=== PROVIDED RECORDS ===
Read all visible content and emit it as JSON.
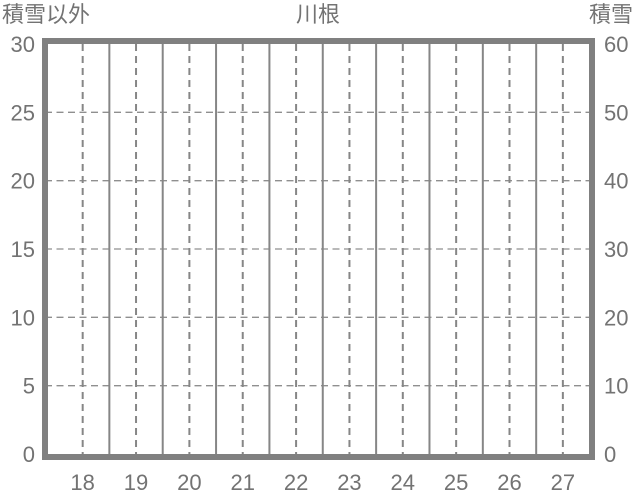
{
  "chart": {
    "title": "川根",
    "left_axis_title": "積雪以外",
    "right_axis_title": "積雪"
  },
  "colors": {
    "background": "#ffffff",
    "text": "#737373",
    "border": "#808080",
    "grid_vertical": "#868686",
    "grid_horizontal": "#8f8f8f"
  },
  "chart_data": {
    "type": "line",
    "title": "川根",
    "legend": "none",
    "series": [],
    "x_axis": {
      "tick_labels": [
        "18",
        "19",
        "20",
        "21",
        "22",
        "23",
        "24",
        "25",
        "26",
        "27"
      ],
      "min": 17.35,
      "max": 27.49,
      "dashed_gridlines_at_day_centers": true,
      "solid_gridlines_at_half_day_boundaries": true
    },
    "left_axis": {
      "label": "積雪以外",
      "min": 0,
      "max": 30,
      "tick_interval": 5,
      "ticks": [
        0,
        5,
        10,
        15,
        20,
        25,
        30
      ]
    },
    "right_axis": {
      "label": "積雪",
      "min": 0,
      "max": 60,
      "tick_interval": 10,
      "ticks": [
        0,
        10,
        20,
        30,
        40,
        50,
        60
      ]
    },
    "grid": {
      "horizontal_dashed_at_left_values": [
        5,
        10,
        15,
        20,
        25
      ],
      "horizontal_on": true,
      "vertical_on": true
    }
  }
}
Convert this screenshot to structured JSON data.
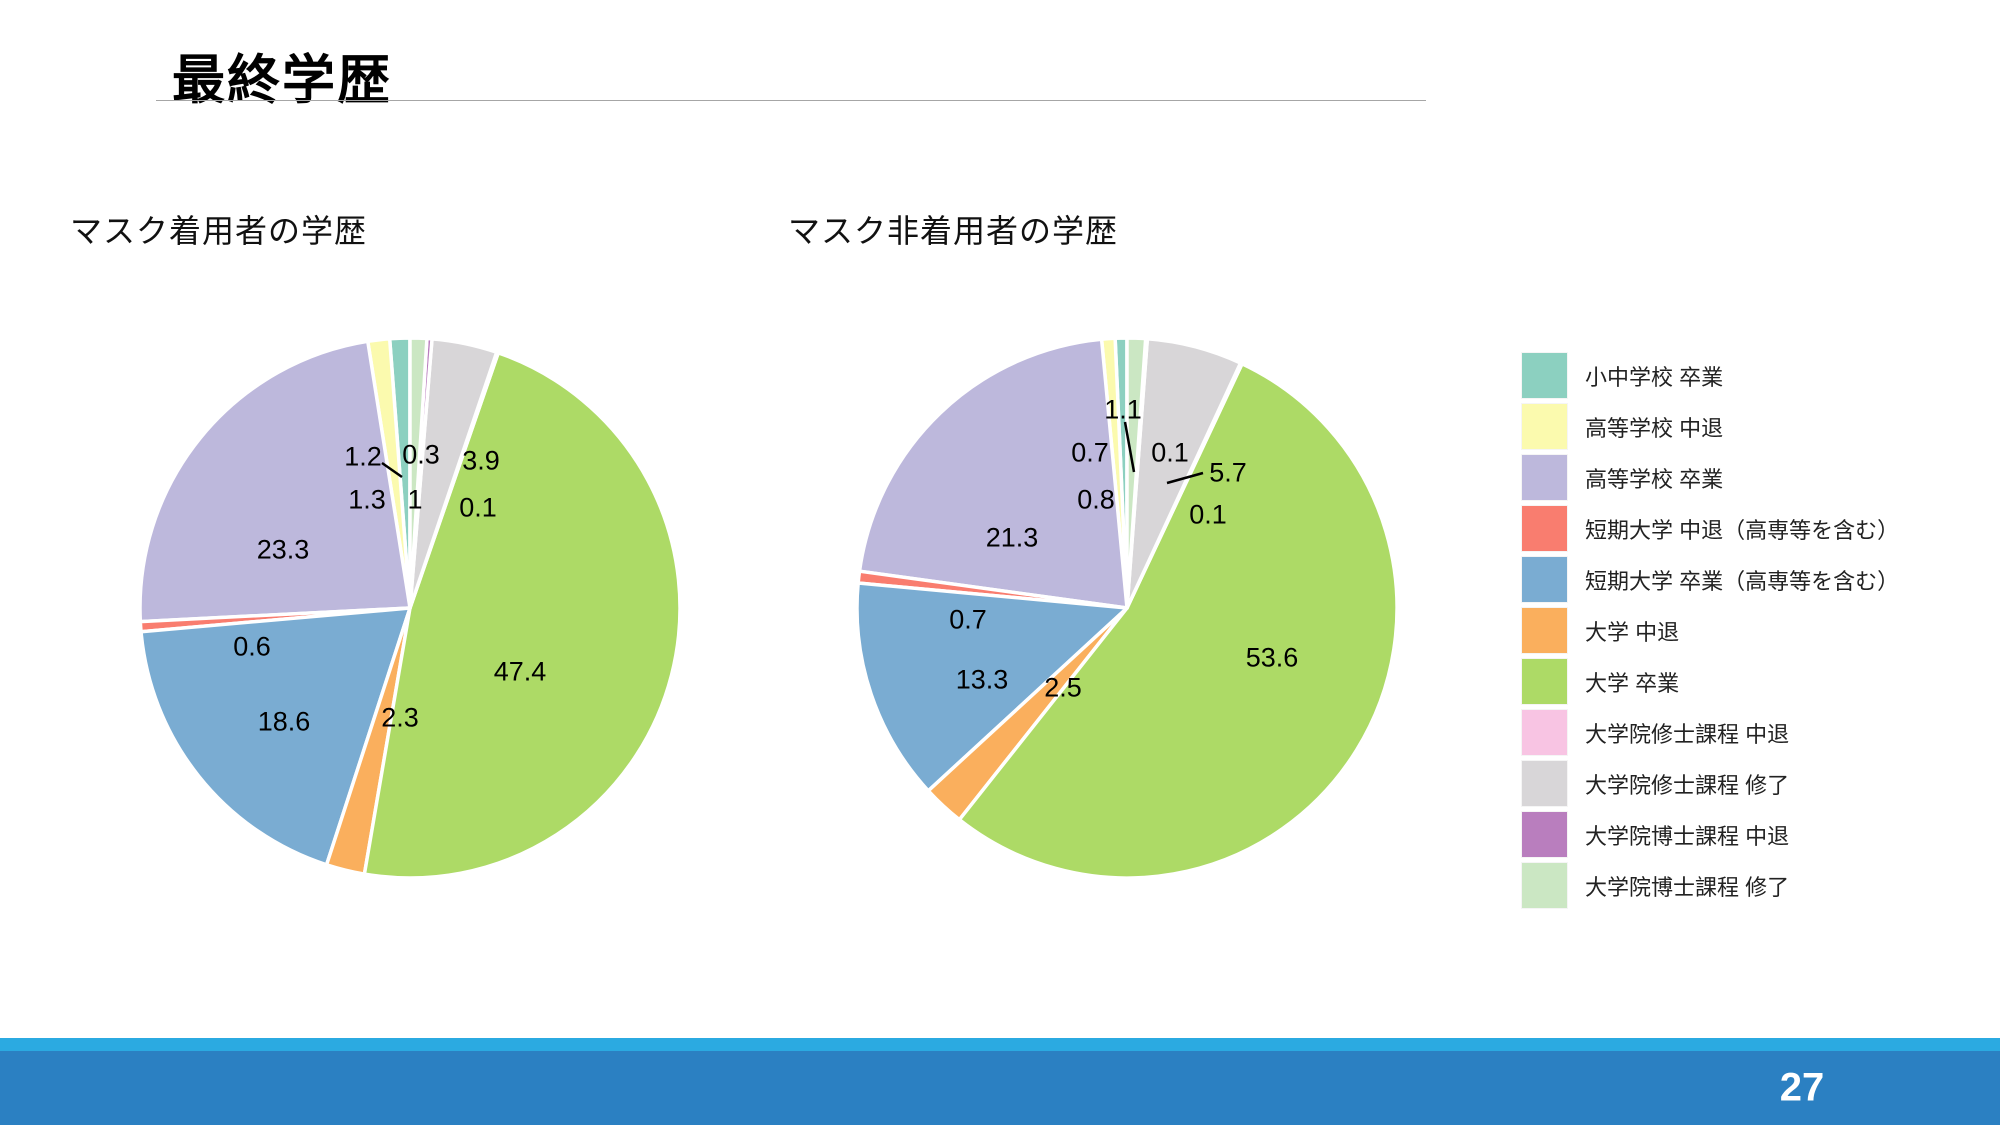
{
  "page": {
    "title": "最終学歴",
    "page_number": "27"
  },
  "chart_data": {
    "type": "pie",
    "legend_position": "right",
    "start_angle": "top",
    "direction": "counterclockwise",
    "categories": [
      "小中学校 卒業",
      "高等学校 中退",
      "高等学校 卒業",
      "短期大学 中退（高専等を含む）",
      "短期大学 卒業（高専等を含む）",
      "大学 中退",
      "大学 卒業",
      "大学院修士課程 中退",
      "大学院修士課程 修了",
      "大学院博士課程 中退",
      "大学院博士課程 修了"
    ],
    "colors": [
      "#8CD0C0",
      "#FBFAAE",
      "#BDB8DC",
      "#F97D6F",
      "#7AACD2",
      "#FAAF5D",
      "#ADDA66",
      "#F8C4E3",
      "#D8D6D8",
      "#B97EBE",
      "#CBE7C3"
    ],
    "pies": [
      {
        "title": "マスク着用者の学歴",
        "values": [
          1.2,
          1.3,
          23.3,
          0.6,
          18.6,
          2.3,
          47.4,
          0.1,
          3.9,
          0.3,
          1.0
        ],
        "display_labels": [
          "1.2",
          "1.3",
          "23.3",
          "0.6",
          "18.6",
          "2.3",
          "47.4",
          "0.1",
          "3.9",
          "0.3",
          "1"
        ]
      },
      {
        "title": "マスク非着用者の学歴",
        "values": [
          0.7,
          0.8,
          21.3,
          0.7,
          13.3,
          2.5,
          53.6,
          0.1,
          5.7,
          0.1,
          1.1
        ],
        "display_labels": [
          "0.7",
          "0.8",
          "21.3",
          "0.7",
          "13.3",
          "2.5",
          "53.6",
          "0.1",
          "5.7",
          "0.1",
          "1.1"
        ]
      }
    ]
  }
}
===
— WORK INSTRUCTIONS —
Copy the records exactly. Skip the pictures.

— RESPONSE TO THE EXERCISE —
Read all visible content and emit it as JSON.
{
  "chart": {
    "title": "川根",
    "left_axis_title": "積雪以外",
    "right_axis_title": "積雪"
  },
  "colors": {
    "background": "#ffffff",
    "text": "#737373",
    "border": "#808080",
    "grid_vertical": "#868686",
    "grid_horizontal": "#8f8f8f"
  },
  "chart_data": {
    "type": "line",
    "title": "川根",
    "legend": "none",
    "series": [],
    "x_axis": {
      "tick_labels": [
        "18",
        "19",
        "20",
        "21",
        "22",
        "23",
        "24",
        "25",
        "26",
        "27"
      ],
      "min": 17.35,
      "max": 27.49,
      "dashed_gridlines_at_day_centers": true,
      "solid_gridlines_at_half_day_boundaries": true
    },
    "left_axis": {
      "label": "積雪以外",
      "min": 0,
      "max": 30,
      "tick_interval": 5,
      "ticks": [
        0,
        5,
        10,
        15,
        20,
        25,
        30
      ]
    },
    "right_axis": {
      "label": "積雪",
      "min": 0,
      "max": 60,
      "tick_interval": 10,
      "ticks": [
        0,
        10,
        20,
        30,
        40,
        50,
        60
      ]
    },
    "grid": {
      "horizontal_dashed_at_left_values": [
        5,
        10,
        15,
        20,
        25
      ],
      "horizontal_on": true,
      "vertical_on": true
    }
  }
}
Convert this screenshot to structured JSON data.
{
  "page": {
    "title": "最終学歴",
    "page_number": "27"
  },
  "chart_data": {
    "type": "pie",
    "legend_position": "right",
    "start_angle": "top",
    "direction": "counterclockwise",
    "categories": [
      "小中学校 卒業",
      "高等学校 中退",
      "高等学校 卒業",
      "短期大学 中退（高専等を含む）",
      "短期大学 卒業（高専等を含む）",
      "大学 中退",
      "大学 卒業",
      "大学院修士課程 中退",
      "大学院修士課程 修了",
      "大学院博士課程 中退",
      "大学院博士課程 修了"
    ],
    "colors": [
      "#8CD0C0",
      "#FBFAAE",
      "#BDB8DC",
      "#F97D6F",
      "#7AACD2",
      "#FAAF5D",
      "#ADDA66",
      "#F8C4E3",
      "#D8D6D8",
      "#B97EBE",
      "#CBE7C3"
    ],
    "pies": [
      {
        "title": "マスク着用者の学歴",
        "values": [
          1.2,
          1.3,
          23.3,
          0.6,
          18.6,
          2.3,
          47.4,
          0.1,
          3.9,
          0.3,
          1.0
        ],
        "display_labels": [
          "1.2",
          "1.3",
          "23.3",
          "0.6",
          "18.6",
          "2.3",
          "47.4",
          "0.1",
          "3.9",
          "0.3",
          "1"
        ]
      },
      {
        "title": "マスク非着用者の学歴",
        "values": [
          0.7,
          0.8,
          21.3,
          0.7,
          13.3,
          2.5,
          53.6,
          0.1,
          5.7,
          0.1,
          1.1
        ],
        "display_labels": [
          "0.7",
          "0.8",
          "21.3",
          "0.7",
          "13.3",
          "2.5",
          "53.6",
          "0.1",
          "5.7",
          "0.1",
          "1.1"
        ]
      }
    ]
  }
}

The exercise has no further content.